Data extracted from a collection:

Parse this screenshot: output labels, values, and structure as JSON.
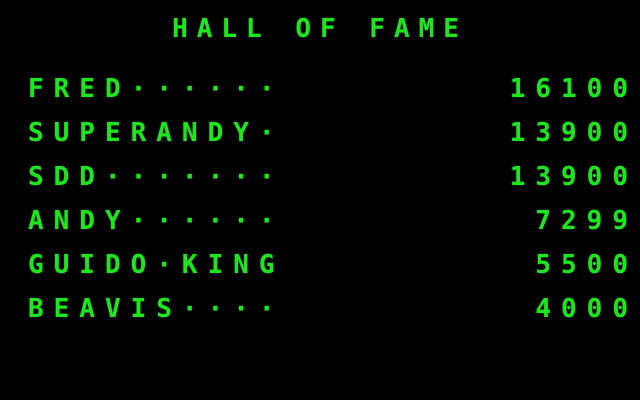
{
  "title": "HALL OF FAME",
  "entries": [
    {
      "name": "FRED······",
      "score": "16100"
    },
    {
      "name": "SUPERANDY·",
      "score": "13900"
    },
    {
      "name": "SDD·······",
      "score": "13900"
    },
    {
      "name": "ANDY······",
      "score": "7299"
    },
    {
      "name": "GUIDO·KING",
      "score": "5500"
    },
    {
      "name": "BEAVIS····",
      "score": "4000"
    }
  ],
  "colors": {
    "text": "#1ee61e",
    "background": "#000000"
  }
}
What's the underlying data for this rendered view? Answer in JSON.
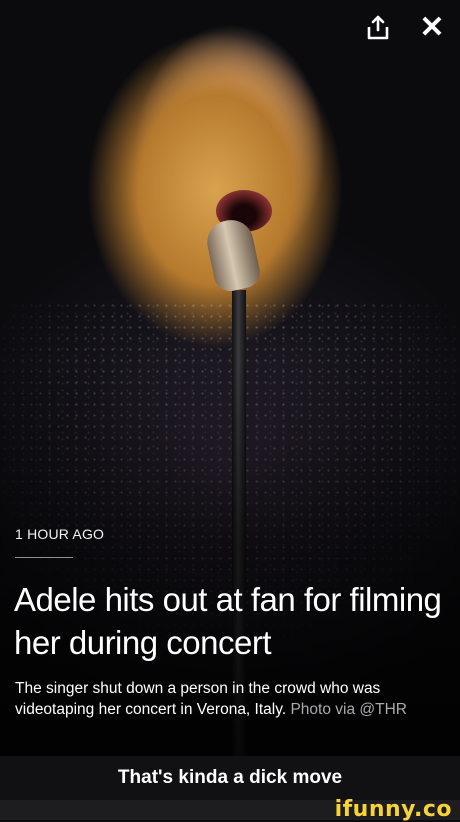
{
  "story": {
    "timestamp": "1 HOUR AGO",
    "headline": "Adele hits out at fan for filming her during concert",
    "summary": "The singer shut down a person in the crowd who was videotaping her concert in Verona, Italy.",
    "credit": "Photo via @THR"
  },
  "toolbar": {
    "share_icon": "share-icon",
    "close_icon": "close-icon",
    "close_glyph": "✕"
  },
  "caption": "That's kinda a dick move",
  "watermark": "ifunny.co",
  "colors": {
    "watermark": "#f7d238",
    "caption_bar": "#111114",
    "credit_text": "#a9a9b0"
  }
}
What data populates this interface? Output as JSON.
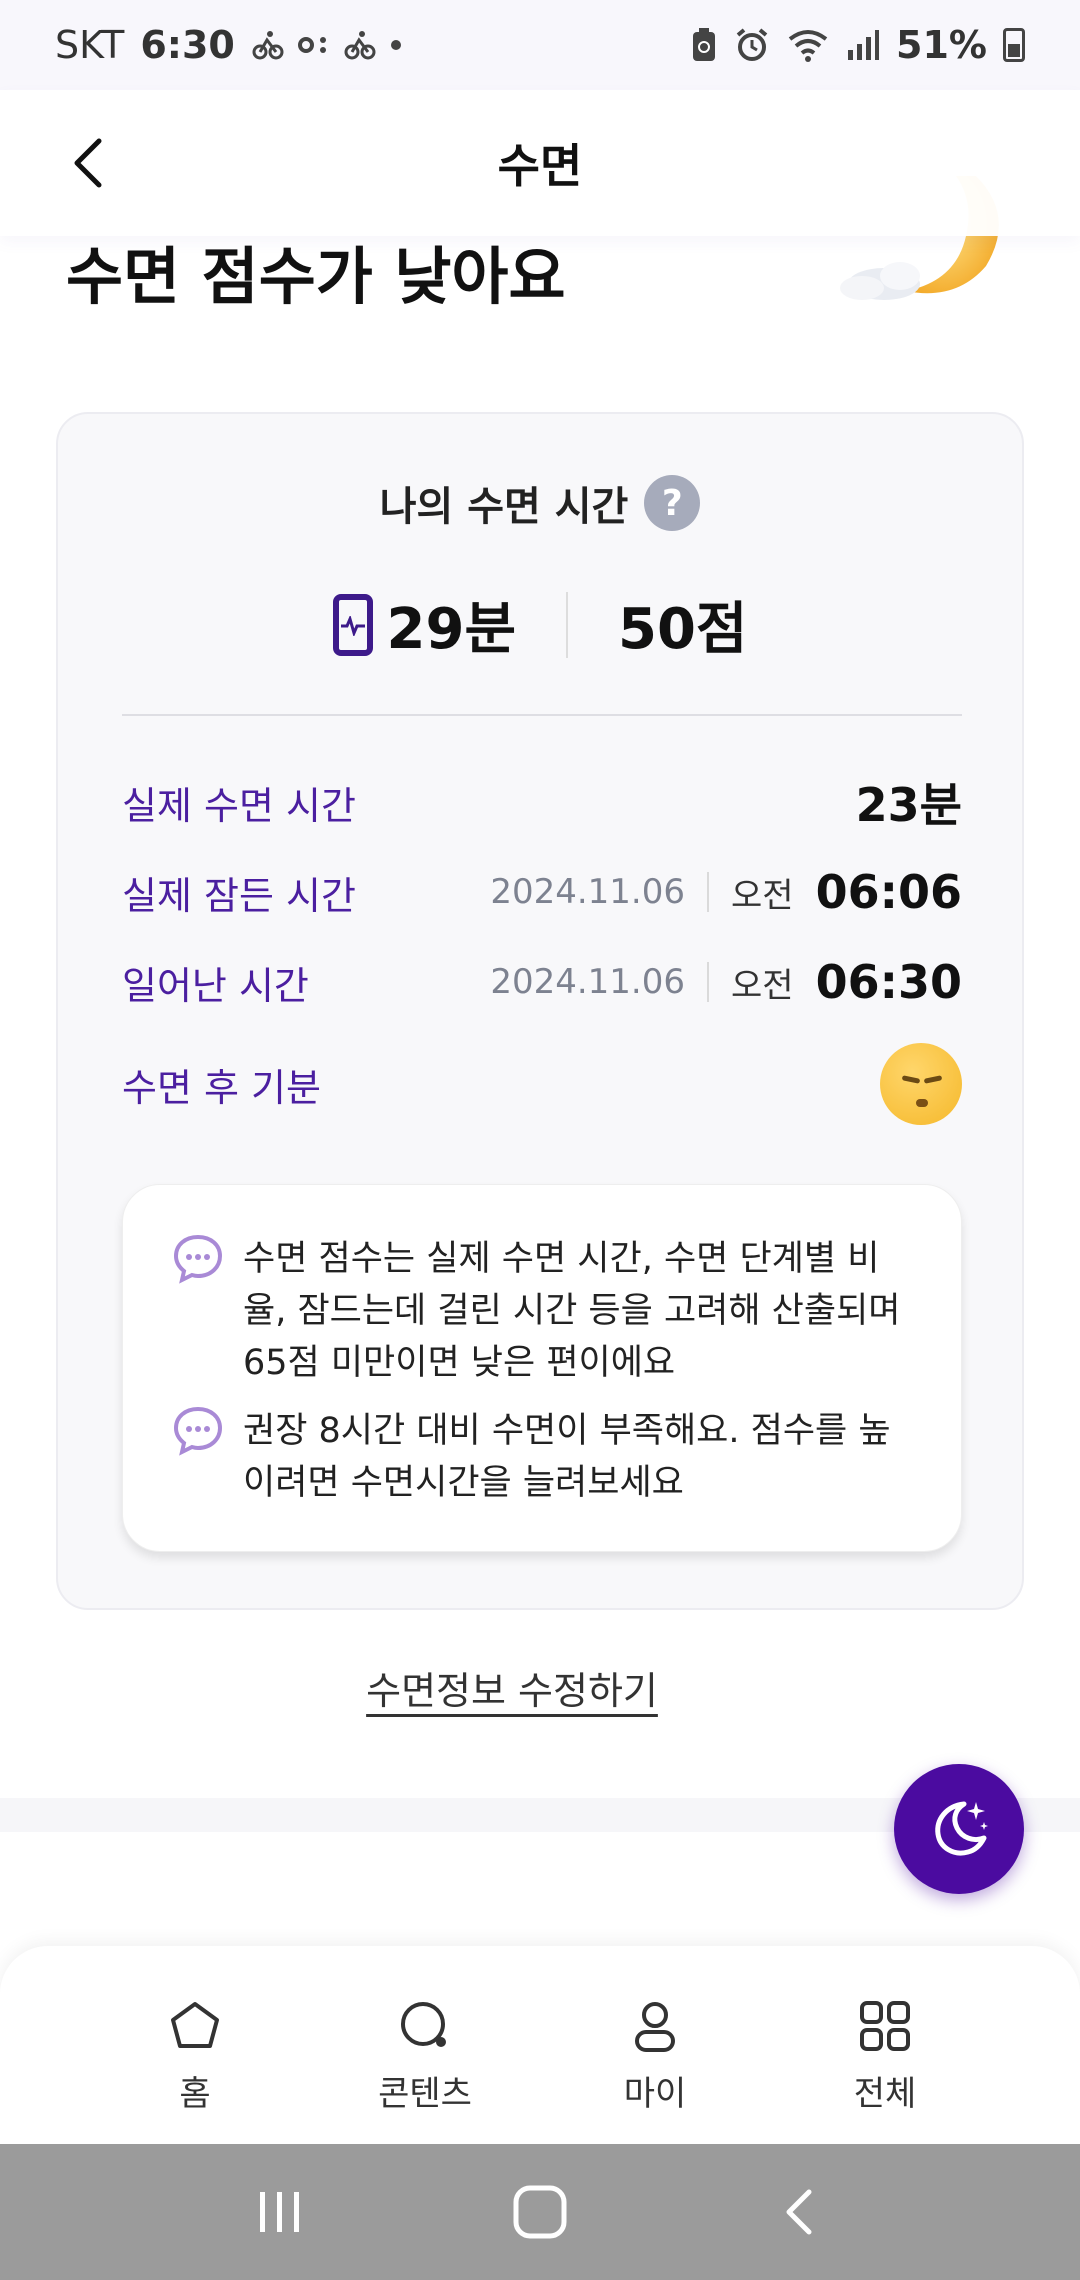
{
  "status_bar": {
    "carrier": "SKT",
    "time": "6:30",
    "battery_percent": "51%"
  },
  "header": {
    "title": "수면",
    "back_icon": "chevron-left-icon"
  },
  "hero": {
    "title": "수면 점수가 낮아요",
    "art_icon": "crescent-moon-cloud-illustration"
  },
  "card": {
    "title": "나의 수면 시간",
    "help_icon_text": "?",
    "summary": {
      "duration": "29분",
      "score": "50점",
      "device_icon": "phone-activity-icon"
    },
    "rows": [
      {
        "label": "실제 수면 시간",
        "value": "23분"
      },
      {
        "label": "실제 잠든 시간",
        "date": "2024.11.06",
        "ampm": "오전",
        "time": "06:06"
      },
      {
        "label": "일어난 시간",
        "date": "2024.11.06",
        "ampm": "오전",
        "time": "06:30"
      },
      {
        "label": "수면 후 기분",
        "mood_icon": "sleepy-face-emoji"
      }
    ],
    "info": [
      {
        "text": "수면 점수는 실제 수면 시간, 수면 단계별 비율, 잠드는데 걸린 시간 등을 고려해 산출되며 65점 미만이면 낮은 편이에요"
      },
      {
        "text": "권장 8시간 대비 수면이 부족해요. 점수를 높이려면 수면시간을 늘려보세요"
      }
    ]
  },
  "edit_link": "수면정보 수정하기",
  "fab": {
    "icon": "moon-sparkle-icon"
  },
  "bottom_nav": [
    {
      "label": "홈",
      "icon": "home-icon"
    },
    {
      "label": "콘텐츠",
      "icon": "search-icon"
    },
    {
      "label": "마이",
      "icon": "person-icon"
    },
    {
      "label": "전체",
      "icon": "grid-icon"
    }
  ],
  "colors": {
    "accent": "#4b0ba0",
    "label_purple": "#4b1fa0",
    "card_bg": "#f8f8fa",
    "system_nav": "#9b9b9b"
  }
}
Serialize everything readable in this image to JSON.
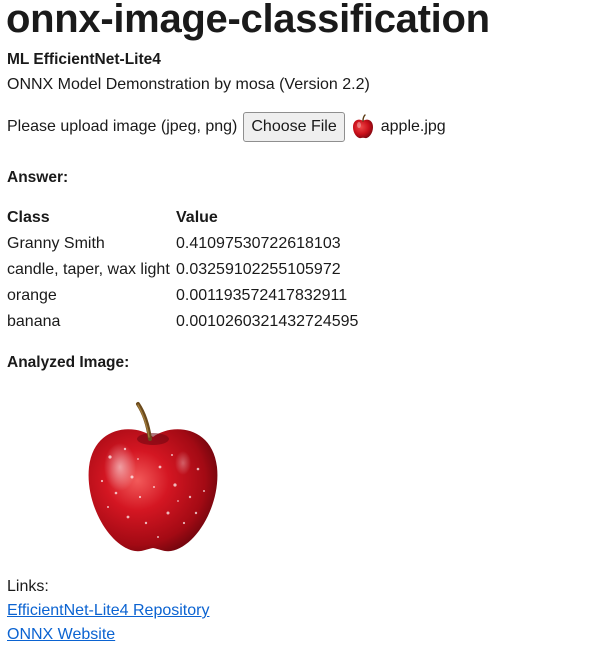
{
  "page": {
    "title": "onnx-image-classification",
    "subtitle": "ML EfficientNet-Lite4",
    "description": "ONNX Model Demonstration by mosa (Version 2.2)"
  },
  "upload": {
    "label": "Please upload image (jpeg, png)",
    "button_label": "Choose File",
    "file_icon": "apple-icon",
    "file_name": "apple.jpg"
  },
  "answer": {
    "heading": "Answer:",
    "columns": [
      "Class",
      "Value"
    ],
    "rows": [
      {
        "class": "Granny Smith",
        "value": "0.41097530722618103"
      },
      {
        "class": "candle, taper, wax light",
        "value": "0.03259102255105972"
      },
      {
        "class": "orange",
        "value": "0.001193572417832911"
      },
      {
        "class": "banana",
        "value": "0.0010260321432724595"
      }
    ]
  },
  "analyzed": {
    "heading": "Analyzed Image:",
    "image": "apple-image"
  },
  "links": {
    "label": "Links:",
    "items": [
      {
        "label": "EfficientNet-Lite4 Repository"
      },
      {
        "label": "ONNX Website"
      }
    ],
    "link_color": "#0b63d1"
  }
}
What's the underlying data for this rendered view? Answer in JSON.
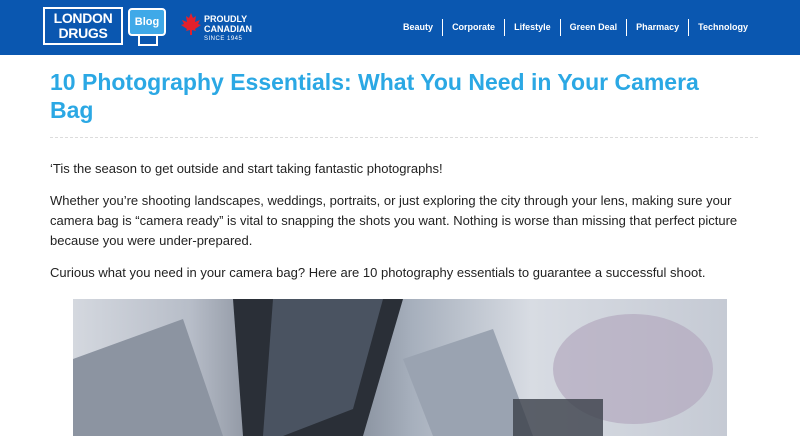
{
  "header": {
    "logo_line1": "LONDON",
    "logo_line2": "DRUGS",
    "blog_label": "Blog",
    "proudly_line1": "PROUDLY",
    "proudly_line2": "CANADIAN",
    "proudly_line3": "SINCE 1945",
    "brand_color": "#0a57b0",
    "nav": [
      {
        "label": "Beauty"
      },
      {
        "label": "Corporate"
      },
      {
        "label": "Lifestyle"
      },
      {
        "label": "Green Deal"
      },
      {
        "label": "Pharmacy"
      },
      {
        "label": "Technology"
      }
    ]
  },
  "article": {
    "title": "10 Photography Essentials: What You Need in Your Camera Bag",
    "title_color": "#2ba8e4",
    "paragraphs": [
      "‘Tis the season to get outside and start taking fantastic photographs!",
      "Whether you’re shooting landscapes, weddings, portraits, or just exploring the city through your lens, making sure your camera bag is “camera ready” is vital to snapping the shots you want. Nothing is worse than missing that perfect picture because you were under-prepared.",
      "Curious what you need in your camera bag? Here are 10 photography essentials to guarantee a successful shoot."
    ]
  },
  "icons": {
    "maple": "maple-leaf-icon"
  }
}
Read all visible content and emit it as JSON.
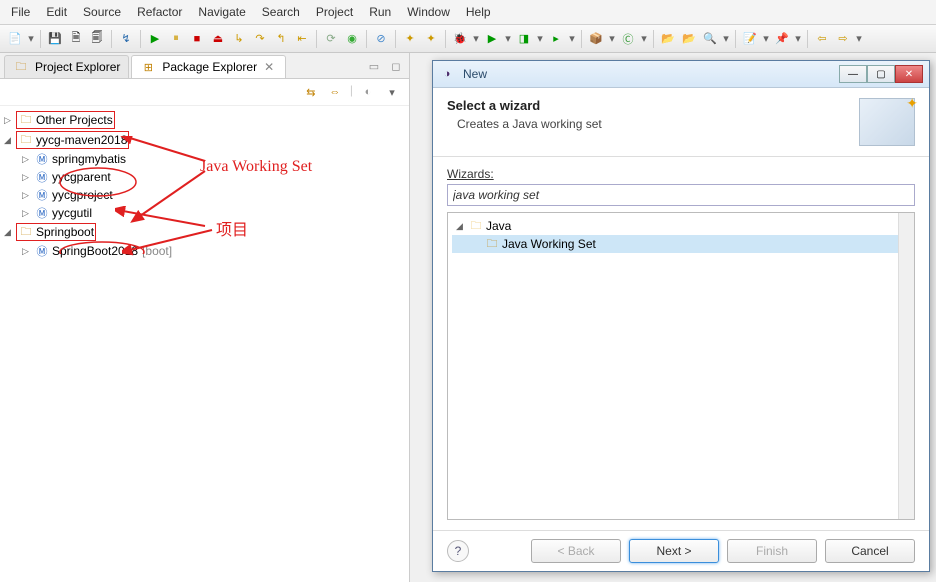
{
  "menu": [
    "File",
    "Edit",
    "Source",
    "Refactor",
    "Navigate",
    "Search",
    "Project",
    "Run",
    "Window",
    "Help"
  ],
  "tabs": {
    "project_explorer": "Project Explorer",
    "package_explorer": "Package Explorer"
  },
  "tree": {
    "other_projects": "Other Projects",
    "ws1": "yycg-maven2018",
    "ws1_children": [
      "springmybatis",
      "yycgparent",
      "yycgproject",
      "yycgutil"
    ],
    "ws2": "Springboot",
    "ws2_child": "SpringBoot2018",
    "ws2_child_decor": "[boot]"
  },
  "annotations": {
    "jws": "Java Working Set",
    "proj": "项目"
  },
  "dialog": {
    "title": "New",
    "header": "Select a wizard",
    "subheader": "Creates a Java working set",
    "wizards_label": "Wizards:",
    "filter_value": "java working set",
    "tree_folder": "Java",
    "tree_item": "Java Working Set",
    "back": "< Back",
    "next": "Next >",
    "finish": "Finish",
    "cancel": "Cancel"
  }
}
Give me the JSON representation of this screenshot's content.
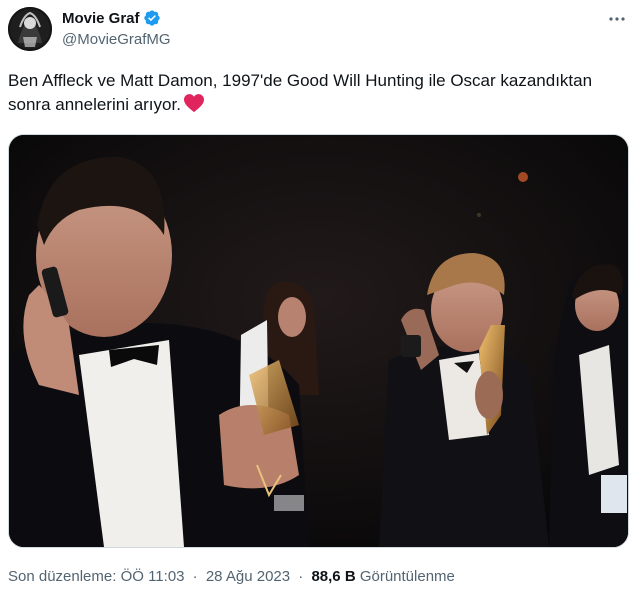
{
  "author": {
    "name": "Movie Graf",
    "handle": "@MovieGrafMG"
  },
  "tweet": {
    "text": "Ben Affleck ve Matt Damon, 1997'de Good Will Hunting ile Oscar kazandıktan sonra annelerini arıyor.",
    "emoji": "red-heart"
  },
  "meta": {
    "edited_label": "Son düzenleme: ÖÖ 11:03",
    "separator": "·",
    "date": "28 Ağu 2023",
    "views_count": "88,6 B",
    "views_label": "Görüntülenme"
  },
  "colors": {
    "text": "#0f1419",
    "secondary": "#536471",
    "verified": "#1d9bf0",
    "heart": "#e0245e"
  }
}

▸ **Your task**:
Return every line of the records exactly as given, pictures excluded.

▸ **Task response**:
Parse this screenshot: output labels, values, and structure as JSON.
{
  "title": "HALL OF FAME",
  "entries": [
    {
      "name": "FRED······",
      "score": "16100"
    },
    {
      "name": "SUPERANDY·",
      "score": "13900"
    },
    {
      "name": "SDD·······",
      "score": "13900"
    },
    {
      "name": "ANDY······",
      "score": "7299"
    },
    {
      "name": "GUIDO·KING",
      "score": "5500"
    },
    {
      "name": "BEAVIS····",
      "score": "4000"
    }
  ],
  "colors": {
    "text": "#1ee61e",
    "background": "#000000"
  }
}
What's the underlying data for this rendered view? Answer in JSON.
{
  "story": {
    "timestamp": "1 HOUR AGO",
    "headline": "Adele hits out at fan for filming her during concert",
    "summary": "The singer shut down a person in the crowd who was videotaping her concert in Verona, Italy.",
    "credit": "Photo via @THR"
  },
  "toolbar": {
    "share_icon": "share-icon",
    "close_icon": "close-icon",
    "close_glyph": "✕"
  },
  "caption": "That's kinda a dick move",
  "watermark": "ifunny.co",
  "colors": {
    "watermark": "#f7d238",
    "caption_bar": "#111114",
    "credit_text": "#a9a9b0"
  }
}
What data populates this interface? Output as JSON.
{
  "status_bar": {
    "carrier": "SKT",
    "time": "6:30",
    "battery_percent": "51%"
  },
  "header": {
    "title": "수면",
    "back_icon": "chevron-left-icon"
  },
  "hero": {
    "title": "수면 점수가 낮아요",
    "art_icon": "crescent-moon-cloud-illustration"
  },
  "card": {
    "title": "나의 수면 시간",
    "help_icon_text": "?",
    "summary": {
      "duration": "29분",
      "score": "50점",
      "device_icon": "phone-activity-icon"
    },
    "rows": [
      {
        "label": "실제 수면 시간",
        "value": "23분"
      },
      {
        "label": "실제 잠든 시간",
        "date": "2024.11.06",
        "ampm": "오전",
        "time": "06:06"
      },
      {
        "label": "일어난 시간",
        "date": "2024.11.06",
        "ampm": "오전",
        "time": "06:30"
      },
      {
        "label": "수면 후 기분",
        "mood_icon": "sleepy-face-emoji"
      }
    ],
    "info": [
      {
        "text": "수면 점수는 실제 수면 시간, 수면 단계별 비율, 잠드는데 걸린 시간 등을 고려해 산출되며 65점 미만이면 낮은 편이에요"
      },
      {
        "text": "권장 8시간 대비 수면이 부족해요. 점수를 높이려면 수면시간을 늘려보세요"
      }
    ]
  },
  "edit_link": "수면정보 수정하기",
  "fab": {
    "icon": "moon-sparkle-icon"
  },
  "bottom_nav": [
    {
      "label": "홈",
      "icon": "home-icon"
    },
    {
      "label": "콘텐츠",
      "icon": "search-icon"
    },
    {
      "label": "마이",
      "icon": "person-icon"
    },
    {
      "label": "전체",
      "icon": "grid-icon"
    }
  ],
  "colors": {
    "accent": "#4b0ba0",
    "label_purple": "#4b1fa0",
    "card_bg": "#f8f8fa",
    "system_nav": "#9b9b9b"
  }
}
Serialize everything readable in this image to JSON.
{
  "page": {
    "title": "onnx-image-classification",
    "subtitle": "ML EfficientNet-Lite4",
    "description": "ONNX Model Demonstration by mosa (Version 2.2)"
  },
  "upload": {
    "label": "Please upload image (jpeg, png)",
    "button_label": "Choose File",
    "file_icon": "apple-icon",
    "file_name": "apple.jpg"
  },
  "answer": {
    "heading": "Answer:",
    "columns": [
      "Class",
      "Value"
    ],
    "rows": [
      {
        "class": "Granny Smith",
        "value": "0.41097530722618103"
      },
      {
        "class": "candle, taper, wax light",
        "value": "0.03259102255105972"
      },
      {
        "class": "orange",
        "value": "0.001193572417832911"
      },
      {
        "class": "banana",
        "value": "0.0010260321432724595"
      }
    ]
  },
  "analyzed": {
    "heading": "Analyzed Image:",
    "image": "apple-image"
  },
  "links": {
    "label": "Links:",
    "items": [
      {
        "label": "EfficientNet-Lite4 Repository"
      },
      {
        "label": "ONNX Website"
      }
    ],
    "link_color": "#0b63d1"
  }
}
What's the underlying data for this rendered view? Answer in JSON.
{
  "header": {
    "logo_line1": "LONDON",
    "logo_line2": "DRUGS",
    "blog_label": "Blog",
    "proudly_line1": "PROUDLY",
    "proudly_line2": "CANADIAN",
    "proudly_line3": "SINCE 1945",
    "brand_color": "#0a57b0",
    "nav": [
      {
        "label": "Beauty"
      },
      {
        "label": "Corporate"
      },
      {
        "label": "Lifestyle"
      },
      {
        "label": "Green Deal"
      },
      {
        "label": "Pharmacy"
      },
      {
        "label": "Technology"
      }
    ]
  },
  "article": {
    "title": "10 Photography Essentials: What You Need in Your Camera Bag",
    "title_color": "#2ba8e4",
    "paragraphs": [
      "‘Tis the season to get outside and start taking fantastic photographs!",
      "Whether you’re shooting landscapes, weddings, portraits, or just exploring the city through your lens, making sure your camera bag is “camera ready” is vital to snapping the shots you want. Nothing is worse than missing that perfect picture because you were under-prepared.",
      "Curious what you need in your camera bag? Here are 10 photography essentials to guarantee a successful shoot."
    ]
  },
  "icons": {
    "maple": "maple-leaf-icon"
  }
}
Read all visible content and emit it as JSON.
{
  "menu": [
    "File",
    "Edit",
    "Source",
    "Refactor",
    "Navigate",
    "Search",
    "Project",
    "Run",
    "Window",
    "Help"
  ],
  "tabs": {
    "project_explorer": "Project Explorer",
    "package_explorer": "Package Explorer"
  },
  "tree": {
    "other_projects": "Other Projects",
    "ws1": "yycg-maven2018",
    "ws1_children": [
      "springmybatis",
      "yycgparent",
      "yycgproject",
      "yycgutil"
    ],
    "ws2": "Springboot",
    "ws2_child": "SpringBoot2018",
    "ws2_child_decor": "[boot]"
  },
  "annotations": {
    "jws": "Java Working Set",
    "proj": "项目"
  },
  "dialog": {
    "title": "New",
    "header": "Select a wizard",
    "subheader": "Creates a Java working set",
    "wizards_label": "Wizards:",
    "filter_value": "java working set",
    "tree_folder": "Java",
    "tree_item": "Java Working Set",
    "back": "< Back",
    "next": "Next >",
    "finish": "Finish",
    "cancel": "Cancel"
  }
}
Give me the JSON representation of this screenshot's content.
{
  "author": {
    "name": "Movie Graf",
    "handle": "@MovieGrafMG"
  },
  "tweet": {
    "text": "Ben Affleck ve Matt Damon, 1997'de Good Will Hunting ile Oscar kazandıktan sonra annelerini arıyor.",
    "emoji": "red-heart"
  },
  "meta": {
    "edited_label": "Son düzenleme: ÖÖ 11:03",
    "separator": "·",
    "date": "28 Ağu 2023",
    "views_count": "88,6 B",
    "views_label": "Görüntülenme"
  },
  "colors": {
    "text": "#0f1419",
    "secondary": "#536471",
    "verified": "#1d9bf0",
    "heart": "#e0245e"
  }
}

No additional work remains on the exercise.